DATA FOR PROCESSING

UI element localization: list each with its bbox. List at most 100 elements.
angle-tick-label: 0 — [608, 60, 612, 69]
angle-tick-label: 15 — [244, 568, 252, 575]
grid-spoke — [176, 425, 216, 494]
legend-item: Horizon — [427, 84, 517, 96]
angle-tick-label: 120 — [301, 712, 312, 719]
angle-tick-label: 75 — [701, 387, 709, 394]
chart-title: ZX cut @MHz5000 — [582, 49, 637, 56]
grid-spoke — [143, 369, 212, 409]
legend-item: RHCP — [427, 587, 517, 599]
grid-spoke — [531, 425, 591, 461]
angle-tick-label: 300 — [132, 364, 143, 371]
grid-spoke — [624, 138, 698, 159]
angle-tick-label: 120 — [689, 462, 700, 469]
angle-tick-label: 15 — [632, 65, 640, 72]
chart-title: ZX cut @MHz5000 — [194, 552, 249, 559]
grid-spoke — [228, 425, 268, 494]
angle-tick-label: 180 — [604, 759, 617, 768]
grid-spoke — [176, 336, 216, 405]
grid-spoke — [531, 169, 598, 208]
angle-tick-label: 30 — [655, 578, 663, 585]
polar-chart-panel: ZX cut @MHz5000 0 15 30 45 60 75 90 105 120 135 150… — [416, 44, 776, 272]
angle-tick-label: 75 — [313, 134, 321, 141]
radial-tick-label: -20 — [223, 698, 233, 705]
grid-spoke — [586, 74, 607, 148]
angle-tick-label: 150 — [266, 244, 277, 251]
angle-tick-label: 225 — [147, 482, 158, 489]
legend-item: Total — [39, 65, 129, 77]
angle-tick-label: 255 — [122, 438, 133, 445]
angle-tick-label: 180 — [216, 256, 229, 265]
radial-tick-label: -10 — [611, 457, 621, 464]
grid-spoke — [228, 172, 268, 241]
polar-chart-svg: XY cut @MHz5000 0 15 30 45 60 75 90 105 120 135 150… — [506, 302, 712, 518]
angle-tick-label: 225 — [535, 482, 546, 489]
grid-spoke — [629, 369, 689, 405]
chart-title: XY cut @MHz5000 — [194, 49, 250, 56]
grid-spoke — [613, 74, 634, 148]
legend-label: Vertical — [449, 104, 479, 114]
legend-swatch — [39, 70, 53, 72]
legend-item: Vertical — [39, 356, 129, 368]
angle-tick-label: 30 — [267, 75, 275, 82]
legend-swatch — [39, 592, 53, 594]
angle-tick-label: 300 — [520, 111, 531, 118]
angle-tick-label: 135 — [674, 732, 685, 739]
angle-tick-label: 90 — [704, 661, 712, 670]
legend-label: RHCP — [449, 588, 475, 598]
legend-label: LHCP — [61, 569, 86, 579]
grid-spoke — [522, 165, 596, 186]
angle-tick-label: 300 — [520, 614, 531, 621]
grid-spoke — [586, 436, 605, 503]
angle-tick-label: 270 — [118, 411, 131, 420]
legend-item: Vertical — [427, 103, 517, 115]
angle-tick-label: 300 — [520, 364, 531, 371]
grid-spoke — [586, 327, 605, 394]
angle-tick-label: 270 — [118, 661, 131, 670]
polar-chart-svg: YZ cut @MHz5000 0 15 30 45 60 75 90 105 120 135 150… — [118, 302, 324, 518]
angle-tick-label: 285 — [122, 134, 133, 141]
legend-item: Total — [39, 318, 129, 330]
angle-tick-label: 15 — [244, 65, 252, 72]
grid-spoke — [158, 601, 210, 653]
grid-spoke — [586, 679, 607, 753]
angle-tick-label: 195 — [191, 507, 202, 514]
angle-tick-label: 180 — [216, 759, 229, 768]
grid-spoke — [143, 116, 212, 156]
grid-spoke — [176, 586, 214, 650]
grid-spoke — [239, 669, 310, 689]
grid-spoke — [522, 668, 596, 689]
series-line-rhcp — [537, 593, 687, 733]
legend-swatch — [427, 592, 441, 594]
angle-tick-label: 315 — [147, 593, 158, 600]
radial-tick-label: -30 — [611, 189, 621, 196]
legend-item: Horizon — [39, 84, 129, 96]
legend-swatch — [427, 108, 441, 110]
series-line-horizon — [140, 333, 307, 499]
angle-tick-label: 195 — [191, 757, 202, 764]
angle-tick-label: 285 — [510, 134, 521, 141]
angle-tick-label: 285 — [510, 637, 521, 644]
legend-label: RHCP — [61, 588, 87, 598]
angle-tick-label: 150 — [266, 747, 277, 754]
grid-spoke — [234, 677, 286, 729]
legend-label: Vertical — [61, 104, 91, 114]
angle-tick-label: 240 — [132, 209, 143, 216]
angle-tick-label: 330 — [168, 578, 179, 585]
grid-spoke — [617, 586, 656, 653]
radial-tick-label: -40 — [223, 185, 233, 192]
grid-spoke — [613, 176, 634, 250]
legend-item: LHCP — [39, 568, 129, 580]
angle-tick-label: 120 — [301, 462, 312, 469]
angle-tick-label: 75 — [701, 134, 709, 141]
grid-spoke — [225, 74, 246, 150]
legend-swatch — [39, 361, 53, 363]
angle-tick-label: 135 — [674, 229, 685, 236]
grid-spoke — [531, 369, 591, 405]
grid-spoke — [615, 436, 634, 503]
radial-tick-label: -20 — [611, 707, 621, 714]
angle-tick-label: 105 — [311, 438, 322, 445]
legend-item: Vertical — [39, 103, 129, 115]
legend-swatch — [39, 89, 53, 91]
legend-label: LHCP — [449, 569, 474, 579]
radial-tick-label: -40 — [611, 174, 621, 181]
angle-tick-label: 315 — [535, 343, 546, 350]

TASK GOAL
Rewrite the material starting at its first line and ending at the line containing "angle-tick-label: 180 — [216, 256, 229, 265]", replacing "Horizon" with "Horizontal" and changing nothing else.

RESULT OF THIS TASK
UI element localization: list each with its bbox. List at most 100 elements.
angle-tick-label: 0 — [608, 60, 612, 69]
angle-tick-label: 15 — [244, 568, 252, 575]
grid-spoke — [176, 425, 216, 494]
legend-item: Horizontal — [427, 84, 517, 96]
angle-tick-label: 120 — [301, 712, 312, 719]
angle-tick-label: 75 — [701, 387, 709, 394]
chart-title: ZX cut @MHz5000 — [582, 49, 637, 56]
grid-spoke — [143, 369, 212, 409]
legend-item: RHCP — [427, 587, 517, 599]
grid-spoke — [531, 425, 591, 461]
angle-tick-label: 300 — [132, 364, 143, 371]
grid-spoke — [624, 138, 698, 159]
angle-tick-label: 120 — [689, 462, 700, 469]
angle-tick-label: 15 — [632, 65, 640, 72]
chart-title: ZX cut @MHz5000 — [194, 552, 249, 559]
grid-spoke — [228, 425, 268, 494]
angle-tick-label: 180 — [604, 759, 617, 768]
grid-spoke — [176, 336, 216, 405]
grid-spoke — [531, 169, 598, 208]
angle-tick-label: 30 — [655, 578, 663, 585]
polar-chart-panel: ZX cut @MHz5000 0 15 30 45 60 75 90 105 120 135 150… — [416, 44, 776, 272]
angle-tick-label: 75 — [313, 134, 321, 141]
radial-tick-label: -20 — [223, 698, 233, 705]
grid-spoke — [586, 74, 607, 148]
angle-tick-label: 150 — [266, 244, 277, 251]
angle-tick-label: 225 — [147, 482, 158, 489]
legend-item: Total — [39, 65, 129, 77]
angle-tick-label: 255 — [122, 438, 133, 445]
angle-tick-label: 180 — [216, 256, 229, 265]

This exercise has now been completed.